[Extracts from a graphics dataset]
^^^^^^^^^^^^^^^^

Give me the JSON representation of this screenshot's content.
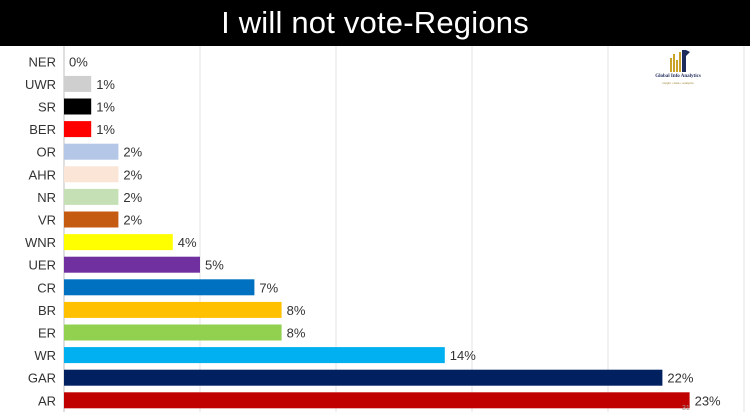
{
  "title": "I will not vote-Regions",
  "logo": {
    "brand": "Global Info Analytics",
    "tagline": "insight • data • analytics"
  },
  "chart_data": {
    "type": "bar",
    "orientation": "horizontal",
    "title": "I will not vote-Regions",
    "xlabel": "",
    "ylabel": "",
    "xlim": [
      0,
      25
    ],
    "grid": true,
    "legend": "none",
    "value_suffix": "%",
    "categories": [
      "NER",
      "UWR",
      "SR",
      "BER",
      "OR",
      "AHR",
      "NR",
      "VR",
      "WNR",
      "UER",
      "CR",
      "BR",
      "ER",
      "WR",
      "GAR",
      "AR"
    ],
    "values": [
      0,
      1,
      1,
      1,
      2,
      2,
      2,
      2,
      4,
      5,
      7,
      8,
      8,
      14,
      22,
      23
    ],
    "colors": [
      "#9e9e9e",
      "#cfcfcf",
      "#000000",
      "#ff0000",
      "#b4c7e7",
      "#fbe5d6",
      "#c5e0b4",
      "#c55a11",
      "#ffff00",
      "#7030a0",
      "#0070c0",
      "#ffc000",
      "#92d050",
      "#00b0f0",
      "#002060",
      "#c00000"
    ]
  },
  "footnote": "31"
}
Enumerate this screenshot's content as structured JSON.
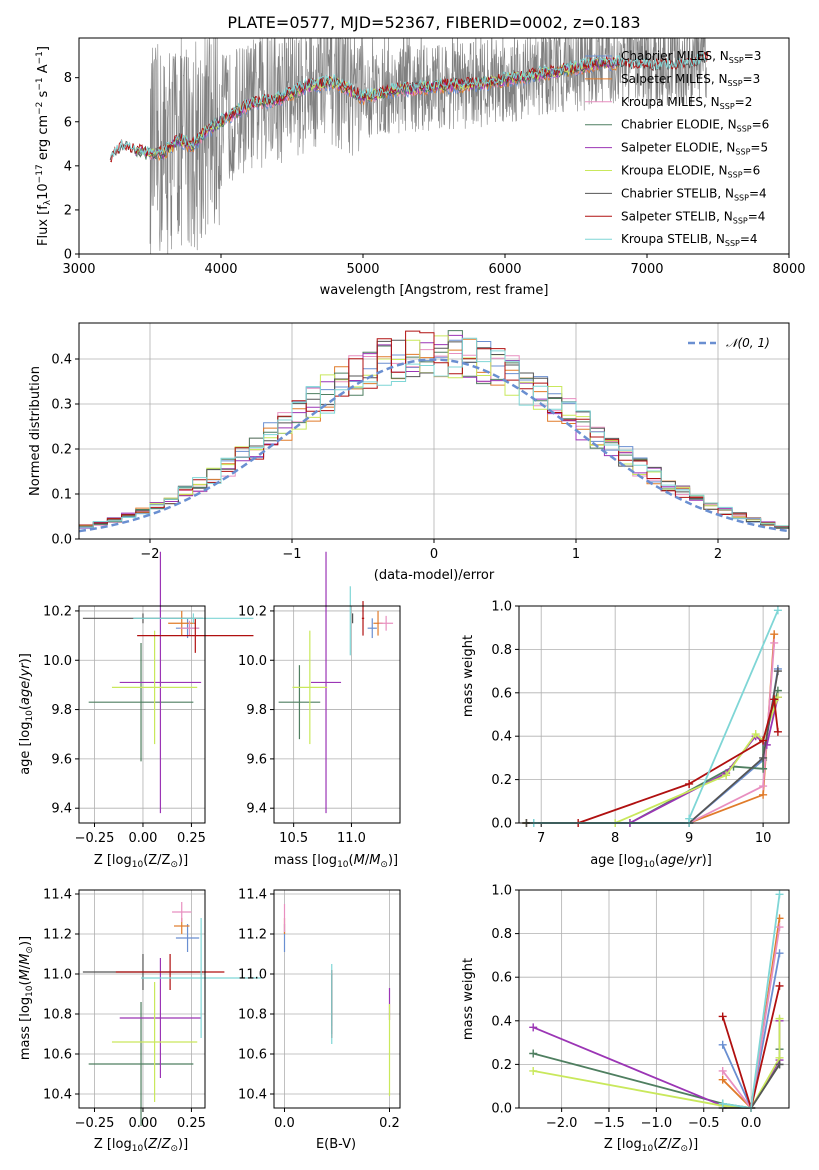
{
  "title": "PLATE=0577, MJD=52367, FIBERID=0002, z=0.183",
  "colors": {
    "series": [
      "#6a8fd1",
      "#e07b2a",
      "#e88fc0",
      "#4f7f60",
      "#9b35b5",
      "#c9e85c",
      "#555555",
      "#b01010",
      "#7fd6d6"
    ],
    "observed": "#808080"
  },
  "chart_data": [
    {
      "type": "line",
      "ylabel": "Flux [f",
      "ylabel_sub": "λ",
      "ylabel_rest": "10",
      "ylabel_exp1": "−17",
      "ylabel_mid": " erg cm",
      "ylabel_exp2": "−2",
      "ylabel_mid2": " s",
      "ylabel_exp3": "−1",
      "ylabel_end": " A",
      "ylabel_exp4": "−1",
      "ylabel_close": "]",
      "xlabel": "wavelength [Angstrom, rest frame]",
      "xlim": [
        3000,
        8000
      ],
      "ylim": [
        0,
        9.8
      ],
      "xticks": [
        "3000",
        "4000",
        "5000",
        "6000",
        "7000",
        "8000"
      ],
      "yticks": [
        "0",
        "2",
        "4",
        "6",
        "8"
      ],
      "legend_position": "upper-right",
      "series": [
        {
          "name_main": "Chabrier MILES, N",
          "name_sub": "SSP",
          "name_end": "=3"
        },
        {
          "name_main": "Salpeter MILES, N",
          "name_sub": "SSP",
          "name_end": "=3"
        },
        {
          "name_main": "Kroupa MILES, N",
          "name_sub": "SSP",
          "name_end": "=2"
        },
        {
          "name_main": "Chabrier ELODIE, N",
          "name_sub": "SSP",
          "name_end": "=6"
        },
        {
          "name_main": "Salpeter ELODIE, N",
          "name_sub": "SSP",
          "name_end": "=5"
        },
        {
          "name_main": "Kroupa ELODIE, N",
          "name_sub": "SSP",
          "name_end": "=6"
        },
        {
          "name_main": "Chabrier STELIB, N",
          "name_sub": "SSP",
          "name_end": "=4"
        },
        {
          "name_main": "Salpeter STELIB, N",
          "name_sub": "SSP",
          "name_end": "=4"
        },
        {
          "name_main": "Kroupa STELIB, N",
          "name_sub": "SSP",
          "name_end": "=4"
        }
      ],
      "continuum": {
        "x": [
          3220,
          3300,
          3400,
          3500,
          3600,
          3700,
          3800,
          3900,
          4000,
          4200,
          4400,
          4600,
          4800,
          5000,
          5200,
          5500,
          5800,
          6100,
          6400,
          6700,
          7000,
          7300,
          7450
        ],
        "y": [
          4.2,
          4.9,
          4.7,
          4.5,
          4.6,
          5.2,
          4.9,
          5.6,
          6.0,
          6.8,
          7.0,
          7.6,
          7.8,
          7.1,
          7.4,
          7.6,
          7.7,
          8.0,
          8.3,
          8.7,
          8.5,
          8.6,
          8.9
        ]
      }
    },
    {
      "type": "bar",
      "xlabel": "(data-model)/error",
      "ylabel": "Normed distribution",
      "xlim": [
        -2.5,
        2.5
      ],
      "ylim": [
        0,
        0.48
      ],
      "xticks": [
        "−2",
        "−1",
        "0",
        "1",
        "2"
      ],
      "yticks": [
        "0.0",
        "0.1",
        "0.2",
        "0.3",
        "0.4"
      ],
      "reference_label": "𝒩(0, 1)",
      "bin_width": 0.1
    },
    {
      "type": "scatter",
      "xlabel_main": "Z [log",
      "xlabel_sub": "10",
      "xlabel_end": "(Z/Z",
      "xlabel_sun": "⊙",
      "xlabel_close": ")]",
      "ylabel": "age  [log₁₀(age/yr)]",
      "xlim": [
        -0.33,
        0.32
      ],
      "ylim": [
        9.34,
        10.22
      ],
      "xticks": [
        "−0.25",
        "0.00",
        "0.25"
      ],
      "yticks": [
        "9.4",
        "9.6",
        "9.8",
        "10.0",
        "10.2"
      ],
      "points": [
        {
          "x": 0.23,
          "y": 10.13,
          "xe": 0.06,
          "ye": 0.04
        },
        {
          "x": 0.2,
          "y": 10.15,
          "xe": 0.07,
          "ye": 0.05
        },
        {
          "x": 0.24,
          "y": 10.13,
          "xe": 0.05,
          "ye": 0.03
        },
        {
          "x": -0.01,
          "y": 9.83,
          "xe": 0.27,
          "ye": 0.24
        },
        {
          "x": 0.09,
          "y": 9.91,
          "xe": 0.21,
          "ye": 0.53
        },
        {
          "x": 0.06,
          "y": 9.89,
          "xe": 0.22,
          "ye": 0.23
        },
        {
          "x": 0.0,
          "y": 10.17,
          "xe": 0.31,
          "ye": 0.02
        },
        {
          "x": 0.27,
          "y": 10.1,
          "xe": 0.3,
          "ye": 0.07
        },
        {
          "x": 0.26,
          "y": 10.17,
          "xe": 0.31,
          "ye": 0.02
        }
      ]
    },
    {
      "type": "scatter",
      "xlabel": "mass [log₁₀(M/M☉)]",
      "xlim": [
        10.33,
        11.42
      ],
      "ylim": [
        9.34,
        10.22
      ],
      "xticks": [
        "10.5",
        "11.0"
      ],
      "yticks": [
        "9.4",
        "9.6",
        "9.8",
        "10.0",
        "10.2"
      ],
      "points": [
        {
          "x": 11.18,
          "y": 10.13,
          "xe": 0.04,
          "ye": 0.04
        },
        {
          "x": 11.23,
          "y": 10.15,
          "xe": 0.04,
          "ye": 0.05
        },
        {
          "x": 11.3,
          "y": 10.15,
          "xe": 0.06,
          "ye": 0.03
        },
        {
          "x": 10.55,
          "y": 9.83,
          "xe": 0.18,
          "ye": 0.15
        },
        {
          "x": 10.78,
          "y": 9.91,
          "xe": 0.13,
          "ye": 0.53
        },
        {
          "x": 10.64,
          "y": 9.89,
          "xe": 0.15,
          "ye": 0.23
        },
        {
          "x": 11.01,
          "y": 10.17,
          "xe": 0.0,
          "ye": 0.02
        },
        {
          "x": 11.1,
          "y": 10.17,
          "xe": 0.01,
          "ye": 0.07
        },
        {
          "x": 10.99,
          "y": 10.16,
          "xe": 0.0,
          "ye": 0.14
        }
      ]
    },
    {
      "type": "line",
      "xlabel": "age  [log₁₀(age/yr)]",
      "ylabel": "mass weight",
      "xlim": [
        6.7,
        10.35
      ],
      "ylim": [
        0,
        1.0
      ],
      "xticks": [
        "7",
        "8",
        "9",
        "10"
      ],
      "yticks": [
        "0.0",
        "0.2",
        "0.4",
        "0.6",
        "0.8",
        "1.0"
      ]
    },
    {
      "type": "scatter",
      "xlabel": "Z [log₁₀(Z/Z☉)]",
      "ylabel": "mass [log₁₀(M/M☉)]",
      "xlim": [
        -0.33,
        0.32
      ],
      "ylim": [
        10.33,
        11.42
      ],
      "xticks": [
        "−0.25",
        "0.00",
        "0.25"
      ],
      "yticks": [
        "10.4",
        "10.6",
        "10.8",
        "11.0",
        "11.2",
        "11.4"
      ],
      "points": [
        {
          "x": 0.23,
          "y": 11.18,
          "xe": 0.06,
          "ye": 0.07
        },
        {
          "x": 0.2,
          "y": 11.24,
          "xe": 0.04,
          "ye": 0.04
        },
        {
          "x": 0.2,
          "y": 11.31,
          "xe": 0.05,
          "ye": 0.05
        },
        {
          "x": -0.01,
          "y": 10.55,
          "xe": 0.27,
          "ye": 0.31
        },
        {
          "x": 0.09,
          "y": 10.78,
          "xe": 0.21,
          "ye": 0.3
        },
        {
          "x": 0.06,
          "y": 10.66,
          "xe": 0.22,
          "ye": 0.3
        },
        {
          "x": 0.0,
          "y": 11.01,
          "xe": 0.31,
          "ye": 0.09
        },
        {
          "x": 0.14,
          "y": 11.01,
          "xe": 0.28,
          "ye": 0.09
        },
        {
          "x": 0.3,
          "y": 10.98,
          "xe": 0.31,
          "ye": 0.3
        }
      ]
    },
    {
      "type": "scatter",
      "xlabel": "E(B-V)",
      "xlim": [
        -0.02,
        0.22
      ],
      "ylim": [
        10.33,
        11.42
      ],
      "xticks": [
        "0.0",
        "0.2"
      ],
      "yticks": [
        "10.4",
        "10.6",
        "10.8",
        "11.0",
        "11.2",
        "11.4"
      ],
      "points": [
        {
          "x": 0.0,
          "y": 11.18,
          "ye": 0.07
        },
        {
          "x": 0.0,
          "y": 11.24,
          "ye": 0.04
        },
        {
          "x": 0.0,
          "y": 11.28,
          "ye": 0.07
        },
        {
          "x": 0.09,
          "y": 10.83,
          "ye": 0.09
        },
        {
          "x": 0.2,
          "y": 10.85,
          "ye": 0.08
        },
        {
          "x": 0.2,
          "y": 10.62,
          "ye": 0.23
        },
        {
          "x": 0.09,
          "y": 10.85,
          "ye": 0.15
        },
        {
          "x": 0.09,
          "y": 10.85,
          "ye": 0.17
        },
        {
          "x": 0.09,
          "y": 10.85,
          "ye": 0.2
        }
      ]
    },
    {
      "type": "line",
      "xlabel": "Z [log₁₀(Z/Z☉)]",
      "ylabel": "mass weight",
      "xlim": [
        -2.45,
        0.4
      ],
      "ylim": [
        0,
        1.0
      ],
      "xticks": [
        "−2.0",
        "−1.5",
        "−1.0",
        "−0.5",
        "0.0"
      ],
      "yticks": [
        "0.0",
        "0.2",
        "0.4",
        "0.6",
        "0.8",
        "1.0"
      ]
    }
  ]
}
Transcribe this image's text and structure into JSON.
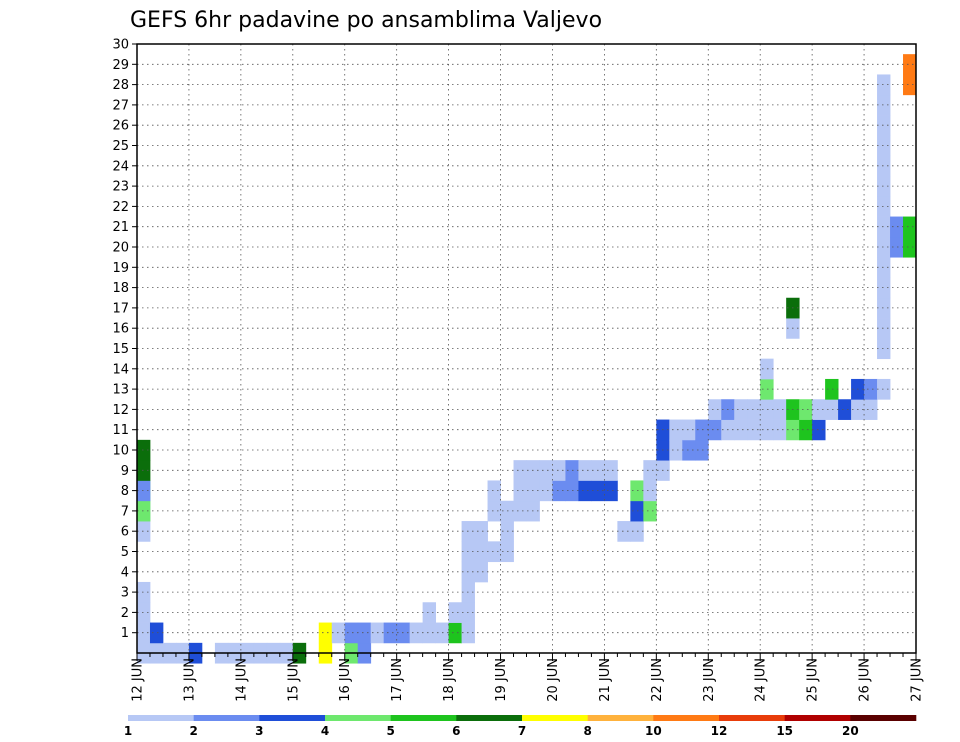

^^^^^^^^^^^^^^^^

_What is asked_
Report every line containing the word "ELODIE" from the listing above.

_Output below_
          "name_main": "Chabrier ELODIE, N",
          "name_main": "Salpeter ELODIE, N",
          "name_main": "Kroupa ELODIE, N",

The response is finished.